Task requirements
Could you extract every entry below and reproduce it exactly?
··· Items
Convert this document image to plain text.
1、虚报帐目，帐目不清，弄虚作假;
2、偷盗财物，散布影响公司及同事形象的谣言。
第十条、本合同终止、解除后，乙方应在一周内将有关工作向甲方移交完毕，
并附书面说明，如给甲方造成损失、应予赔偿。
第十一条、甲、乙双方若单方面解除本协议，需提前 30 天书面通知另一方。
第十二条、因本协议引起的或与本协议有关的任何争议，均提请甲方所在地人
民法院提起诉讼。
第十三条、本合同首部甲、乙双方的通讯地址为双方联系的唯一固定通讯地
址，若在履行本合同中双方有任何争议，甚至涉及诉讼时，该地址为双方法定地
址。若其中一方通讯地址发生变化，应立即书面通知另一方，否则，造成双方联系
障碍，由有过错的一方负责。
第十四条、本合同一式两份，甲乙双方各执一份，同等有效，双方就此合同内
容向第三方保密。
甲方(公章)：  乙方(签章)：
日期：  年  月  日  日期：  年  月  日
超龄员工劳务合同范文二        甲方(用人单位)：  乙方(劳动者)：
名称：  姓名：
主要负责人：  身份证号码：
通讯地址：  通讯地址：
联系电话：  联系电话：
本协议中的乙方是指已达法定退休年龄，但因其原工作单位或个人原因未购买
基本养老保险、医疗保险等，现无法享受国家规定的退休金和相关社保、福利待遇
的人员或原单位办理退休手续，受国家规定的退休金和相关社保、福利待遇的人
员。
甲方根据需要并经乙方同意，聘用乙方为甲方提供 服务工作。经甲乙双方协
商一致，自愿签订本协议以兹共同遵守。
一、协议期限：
······
Reply to the exercise
Convert this document image to plain text.
1、虚报帐目，帐目不清，弄虚作假;
2、偷盗财物，散布影响公司及同事形象的谣言。
第十条、本合同终止、解除后，乙方应在一周内将有关工作向甲方移交完毕，
并附书面说明，如给甲方造成损失、应予赔偿。
第十一条、甲、乙双方若单方面解除本协议，需提前 30 天书面通知另一方。
第十二条、因本协议引起的或与本协议有关的任何争议，均提请甲方所在地人
民法院提起诉讼。
第十三条、本合同首部甲、乙双方的通讯地址为双方联系的唯一固定通讯地
址，若在履行本合同中双方有任何争议，甚至涉及诉讼时，该地址为双方法定地
址。若其中一方通讯地址发生变化，应立即书面通知另一方，否则，造成双方联系
障碍，由有过错的一方负责。
第十四条、本合同一式两份，甲乙双方各执一份，同等有效，双方就此合同内
容向第三方保密。
甲方(公章)：  乙方(签章)：
日期：  年  月  日  日期：  年  月  日
超龄员工劳务合同范文二        甲方(用人单位)：  乙方(劳动者)：
名称：  姓名：
主要负责人：  身份证号码：
通讯地址：  通讯地址：
联系电话：  联系电话：
本协议中的乙方是指已达法定退休年龄，但因其原工作单位或个人原因未购买
基本养老保险、医疗保险等，现无法享受国家规定的退休金和相关社保、福利待遇
的人员或原单位办理退休手续，受国家规定的退休金和相关社保、福利待遇的人
员。
甲方根据需要并经乙方同意，聘用乙方为甲方提供 服务工作。经甲乙双方协
商一致，自愿签订本协议以兹共同遵守。
一、协议期限：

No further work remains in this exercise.